>>

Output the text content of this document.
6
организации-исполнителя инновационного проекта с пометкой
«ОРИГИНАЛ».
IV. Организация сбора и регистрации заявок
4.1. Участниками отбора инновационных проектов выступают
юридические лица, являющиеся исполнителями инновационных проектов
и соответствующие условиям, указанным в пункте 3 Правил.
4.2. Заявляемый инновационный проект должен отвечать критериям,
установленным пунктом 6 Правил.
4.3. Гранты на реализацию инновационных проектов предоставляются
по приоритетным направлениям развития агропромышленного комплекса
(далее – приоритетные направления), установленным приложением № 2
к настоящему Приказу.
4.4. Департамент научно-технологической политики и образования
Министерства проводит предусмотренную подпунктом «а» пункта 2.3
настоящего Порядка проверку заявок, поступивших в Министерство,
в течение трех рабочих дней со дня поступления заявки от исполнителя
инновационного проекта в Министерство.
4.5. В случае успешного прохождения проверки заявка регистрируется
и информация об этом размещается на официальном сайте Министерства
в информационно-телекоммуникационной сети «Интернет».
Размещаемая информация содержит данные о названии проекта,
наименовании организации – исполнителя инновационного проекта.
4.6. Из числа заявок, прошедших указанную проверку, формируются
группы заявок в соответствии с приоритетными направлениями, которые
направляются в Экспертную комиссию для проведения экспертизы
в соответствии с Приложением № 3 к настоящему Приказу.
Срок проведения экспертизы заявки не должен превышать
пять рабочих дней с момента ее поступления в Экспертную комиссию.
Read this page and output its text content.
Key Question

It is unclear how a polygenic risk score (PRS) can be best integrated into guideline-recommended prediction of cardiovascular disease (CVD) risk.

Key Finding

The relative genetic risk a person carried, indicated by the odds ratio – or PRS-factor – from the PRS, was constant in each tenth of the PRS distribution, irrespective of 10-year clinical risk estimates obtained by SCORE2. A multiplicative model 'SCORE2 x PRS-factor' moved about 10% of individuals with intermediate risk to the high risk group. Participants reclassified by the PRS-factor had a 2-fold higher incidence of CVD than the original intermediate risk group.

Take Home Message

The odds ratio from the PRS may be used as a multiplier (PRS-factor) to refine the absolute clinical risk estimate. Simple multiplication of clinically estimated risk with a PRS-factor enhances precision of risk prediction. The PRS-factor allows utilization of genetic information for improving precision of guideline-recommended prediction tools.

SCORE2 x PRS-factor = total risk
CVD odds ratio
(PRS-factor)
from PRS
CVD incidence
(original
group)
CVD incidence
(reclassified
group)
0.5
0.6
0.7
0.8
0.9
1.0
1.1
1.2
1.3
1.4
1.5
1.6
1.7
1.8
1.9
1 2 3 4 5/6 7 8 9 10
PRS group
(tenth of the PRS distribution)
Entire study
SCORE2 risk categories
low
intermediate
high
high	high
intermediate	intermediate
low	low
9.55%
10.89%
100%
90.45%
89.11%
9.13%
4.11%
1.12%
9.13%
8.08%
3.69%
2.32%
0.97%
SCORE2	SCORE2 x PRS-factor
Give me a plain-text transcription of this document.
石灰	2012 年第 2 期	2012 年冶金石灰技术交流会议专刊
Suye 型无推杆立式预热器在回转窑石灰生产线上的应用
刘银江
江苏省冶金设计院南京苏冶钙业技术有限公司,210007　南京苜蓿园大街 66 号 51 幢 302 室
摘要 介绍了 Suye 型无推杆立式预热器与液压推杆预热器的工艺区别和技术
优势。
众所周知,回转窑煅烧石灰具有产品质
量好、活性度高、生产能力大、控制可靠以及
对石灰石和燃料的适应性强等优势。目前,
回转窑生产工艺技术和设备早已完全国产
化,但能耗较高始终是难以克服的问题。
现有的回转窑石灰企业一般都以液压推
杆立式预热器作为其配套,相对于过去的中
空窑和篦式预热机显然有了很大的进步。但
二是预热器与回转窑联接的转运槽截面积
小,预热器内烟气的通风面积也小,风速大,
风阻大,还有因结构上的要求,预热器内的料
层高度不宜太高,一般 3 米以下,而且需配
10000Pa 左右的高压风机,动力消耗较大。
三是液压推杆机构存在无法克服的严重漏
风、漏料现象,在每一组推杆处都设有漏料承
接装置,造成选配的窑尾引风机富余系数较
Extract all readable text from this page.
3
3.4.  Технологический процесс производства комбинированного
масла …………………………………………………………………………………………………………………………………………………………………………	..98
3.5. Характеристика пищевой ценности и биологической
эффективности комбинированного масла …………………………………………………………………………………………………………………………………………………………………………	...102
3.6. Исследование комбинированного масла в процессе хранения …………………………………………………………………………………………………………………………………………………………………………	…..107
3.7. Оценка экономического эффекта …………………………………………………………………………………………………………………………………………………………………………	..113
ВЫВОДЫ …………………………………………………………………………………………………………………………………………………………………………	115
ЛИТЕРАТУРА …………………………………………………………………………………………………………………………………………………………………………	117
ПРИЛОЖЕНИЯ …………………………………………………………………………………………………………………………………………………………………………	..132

<<

### What this task involves
The records above should be duplicated in full, exactly as given.

### Solution to this problem
Output the text content of this document.
6
организации-исполнителя инновационного проекта с пометкой
«ОРИГИНАЛ».
IV. Организация сбора и регистрации заявок
4.1. Участниками отбора инновационных проектов выступают
юридические лица, являющиеся исполнителями инновационных проектов
и соответствующие условиям, указанным в пункте 3 Правил.
4.2. Заявляемый инновационный проект должен отвечать критериям,
установленным пунктом 6 Правил.
4.3. Гранты на реализацию инновационных проектов предоставляются
по приоритетным направлениям развития агропромышленного комплекса
(далее – приоритетные направления), установленным приложением № 2
к настоящему Приказу.
4.4. Департамент научно-технологической политики и образования
Министерства проводит предусмотренную подпунктом «а» пункта 2.3
настоящего Порядка проверку заявок, поступивших в Министерство,
в течение трех рабочих дней со дня поступления заявки от исполнителя
инновационного проекта в Министерство.
4.5. В случае успешного прохождения проверки заявка регистрируется
и информация об этом размещается на официальном сайте Министерства
в информационно-телекоммуникационной сети «Интернет».
Размещаемая информация содержит данные о названии проекта,
наименовании организации – исполнителя инновационного проекта.
4.6. Из числа заявок, прошедших указанную проверку, формируются
группы заявок в соответствии с приоритетными направлениями, которые
направляются в Экспертную комиссию для проведения экспертизы
в соответствии с Приложением № 3 к настоящему Приказу.
Срок проведения экспертизы заявки не должен превышать
пять рабочих дней с момента ее поступления в Экспертную комиссию.
Read this page and output its text content.
Key Question

It is unclear how a polygenic risk score (PRS) can be best integrated into guideline-recommended prediction of cardiovascular disease (CVD) risk.

Key Finding

The relative genetic risk a person carried, indicated by the odds ratio – or PRS-factor – from the PRS, was constant in each tenth of the PRS distribution, irrespective of 10-year clinical risk estimates obtained by SCORE2. A multiplicative model 'SCORE2 x PRS-factor' moved about 10% of individuals with intermediate risk to the high risk group. Participants reclassified by the PRS-factor had a 2-fold higher incidence of CVD than the original intermediate risk group.

Take Home Message

The odds ratio from the PRS may be used as a multiplier (PRS-factor) to refine the absolute clinical risk estimate. Simple multiplication of clinically estimated risk with a PRS-factor enhances precision of risk prediction. The PRS-factor allows utilization of genetic information for improving precision of guideline-recommended prediction tools.

SCORE2 x PRS-factor = total risk
CVD odds ratio
(PRS-factor)
from PRS
CVD incidence
(original
group)
CVD incidence
(reclassified
group)
0.5
0.6
0.7
0.8
0.9
1.0
1.1
1.2
1.3
1.4
1.5
1.6
1.7
1.8
1.9
1 2 3 4 5/6 7 8 9 10
PRS group
(tenth of the PRS distribution)
Entire study
SCORE2 risk categories
low
intermediate
high
high	high
intermediate	intermediate
low	low
9.55%
10.89%
100%
90.45%
89.11%
9.13%
4.11%
1.12%
9.13%
8.08%
3.69%
2.32%
0.97%
SCORE2	SCORE2 x PRS-factor
Give me a plain-text transcription of this document.
石灰	2012 年第 2 期	2012 年冶金石灰技术交流会议专刊
Suye 型无推杆立式预热器在回转窑石灰生产线上的应用
刘银江
江苏省冶金设计院南京苏冶钙业技术有限公司,210007　南京苜蓿园大街 66 号 51 幢 302 室
摘要 介绍了 Suye 型无推杆立式预热器与液压推杆预热器的工艺区别和技术
优势。
众所周知,回转窑煅烧石灰具有产品质
量好、活性度高、生产能力大、控制可靠以及
对石灰石和燃料的适应性强等优势。目前,
回转窑生产工艺技术和设备早已完全国产
化,但能耗较高始终是难以克服的问题。
现有的回转窑石灰企业一般都以液压推
杆立式预热器作为其配套,相对于过去的中
空窑和篦式预热机显然有了很大的进步。但
二是预热器与回转窑联接的转运槽截面积
小,预热器内烟气的通风面积也小,风速大,
风阻大,还有因结构上的要求,预热器内的料
层高度不宜太高,一般 3 米以下,而且需配
10000Pa 左右的高压风机,动力消耗较大。
三是液压推杆机构存在无法克服的严重漏
风、漏料现象,在每一组推杆处都设有漏料承
接装置,造成选配的窑尾引风机富余系数较
Extract all readable text from this page.
3
3.4.  Технологический процесс производства комбинированного
масла …………………………………………………………………………………………………………………………………………………………………………	..98
3.5. Характеристика пищевой ценности и биологической
эффективности комбинированного масла …………………………………………………………………………………………………………………………………………………………………………	...102
3.6. Исследование комбинированного масла в процессе хранения …………………………………………………………………………………………………………………………………………………………………………	…..107
3.7. Оценка экономического эффекта …………………………………………………………………………………………………………………………………………………………………………	..113
ВЫВОДЫ …………………………………………………………………………………………………………………………………………………………………………	115
ЛИТЕРАТУРА …………………………………………………………………………………………………………………………………………………………………………	117
ПРИЛОЖЕНИЯ …………………………………………………………………………………………………………………………………………………………………………	..132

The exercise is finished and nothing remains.